• _Short task_:
Please copy every one of the items below word for word, leaving each line unchanged.

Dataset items
▽
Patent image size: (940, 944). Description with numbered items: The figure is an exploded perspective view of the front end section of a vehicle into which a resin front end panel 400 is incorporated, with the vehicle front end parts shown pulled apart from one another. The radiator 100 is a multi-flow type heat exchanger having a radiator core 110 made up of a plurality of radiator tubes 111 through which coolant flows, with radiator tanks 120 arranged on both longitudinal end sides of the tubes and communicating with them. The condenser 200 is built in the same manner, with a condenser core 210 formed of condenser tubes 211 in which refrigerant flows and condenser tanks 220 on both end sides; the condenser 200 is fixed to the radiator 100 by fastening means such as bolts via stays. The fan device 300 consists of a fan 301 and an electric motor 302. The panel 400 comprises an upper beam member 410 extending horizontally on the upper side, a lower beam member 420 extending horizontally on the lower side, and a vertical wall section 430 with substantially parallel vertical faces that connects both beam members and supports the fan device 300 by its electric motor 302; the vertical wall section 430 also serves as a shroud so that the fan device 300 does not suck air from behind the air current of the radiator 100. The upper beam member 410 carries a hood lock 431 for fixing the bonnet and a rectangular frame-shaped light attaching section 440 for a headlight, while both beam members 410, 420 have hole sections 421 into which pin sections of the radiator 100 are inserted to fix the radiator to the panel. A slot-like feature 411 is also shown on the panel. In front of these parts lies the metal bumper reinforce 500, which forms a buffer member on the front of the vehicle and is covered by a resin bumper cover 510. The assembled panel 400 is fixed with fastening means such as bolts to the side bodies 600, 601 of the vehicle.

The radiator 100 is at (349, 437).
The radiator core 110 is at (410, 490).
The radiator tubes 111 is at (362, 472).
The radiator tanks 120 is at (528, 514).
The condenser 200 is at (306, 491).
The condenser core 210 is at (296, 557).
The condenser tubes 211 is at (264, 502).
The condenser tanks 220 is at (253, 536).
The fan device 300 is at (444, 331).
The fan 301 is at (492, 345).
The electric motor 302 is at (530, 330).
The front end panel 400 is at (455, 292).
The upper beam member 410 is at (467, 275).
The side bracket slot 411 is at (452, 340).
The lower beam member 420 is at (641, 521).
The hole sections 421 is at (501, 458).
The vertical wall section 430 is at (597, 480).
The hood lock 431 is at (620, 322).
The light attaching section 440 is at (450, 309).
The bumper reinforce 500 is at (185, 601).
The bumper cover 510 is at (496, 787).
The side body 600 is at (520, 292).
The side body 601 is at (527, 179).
△
• _Task result_:
Patent image size: (940, 944). Description with numbered items: The figure is an exploded perspective view of the front end section of a vehicle into which a resin front end panel 400 is incorporated, with the vehicle front end parts shown pulled apart from one another. The radiator 100 is a multi-flow type heat exchanger having a radiator core 110 made up of a plurality of radiator tubes 111 through which coolant flows, with radiator tanks 120 arranged on both longitudinal end sides of the tubes and communicating with them. The condenser 200 is built in the same manner, with a condenser core 210 formed of condenser tubes 211 in which refrigerant flows and condenser tanks 220 on both end sides; the condenser 200 is fixed to the radiator 100 by fastening means such as bolts via stays. The fan device 300 consists of a fan 301 and an electric motor 302. The panel 400 comprises an upper beam member 410 extending horizontally on the upper side, a lower beam member 420 extending horizontally on the lower side, and a vertical wall section 430 with substantially parallel vertical faces that connects both beam members and supports the fan device 300 by its electric motor 302; the vertical wall section 430 also serves as a shroud so that the fan device 300 does not suck air from behind the air current of the radiator 100. The upper beam member 410 carries a hood lock 431 for fixing the bonnet and a rectangular frame-shaped light attaching section 440 for a headlight, while both beam members 410, 420 have hole sections 421 into which pin sections of the radiator 100 are inserted to fix the radiator to the panel. A slot-like feature 411 is also shown on the panel. In front of these parts lies the metal bumper reinforce 500, which forms a buffer member on the front of the vehicle and is covered by a resin bumper cover 510. The assembled panel 400 is fixed with fastening means such as bolts to the side bodies 600, 601 of the vehicle.

The radiator 100 is at (349, 437).
The radiator core 110 is at (410, 490).
The radiator tubes 111 is at (362, 472).
The radiator tanks 120 is at (528, 514).
The condenser 200 is at (306, 491).
The condenser core 210 is at (296, 557).
The condenser tubes 211 is at (264, 502).
The condenser tanks 220 is at (253, 536).
The fan device 300 is at (444, 331).
The fan 301 is at (492, 345).
The electric motor 302 is at (530, 330).
The front end panel 400 is at (455, 292).
The upper beam member 410 is at (467, 275).
The side bracket slot 411 is at (452, 340).
The lower beam member 420 is at (641, 521).
The hole sections 421 is at (501, 458).
The vertical wall section 430 is at (597, 480).
The hood lock 431 is at (620, 322).
The light attaching section 440 is at (450, 309).
The bumper reinforce 500 is at (185, 601).
The bumper cover 510 is at (496, 787).
The side body 600 is at (520, 292).
The side body 601 is at (527, 179).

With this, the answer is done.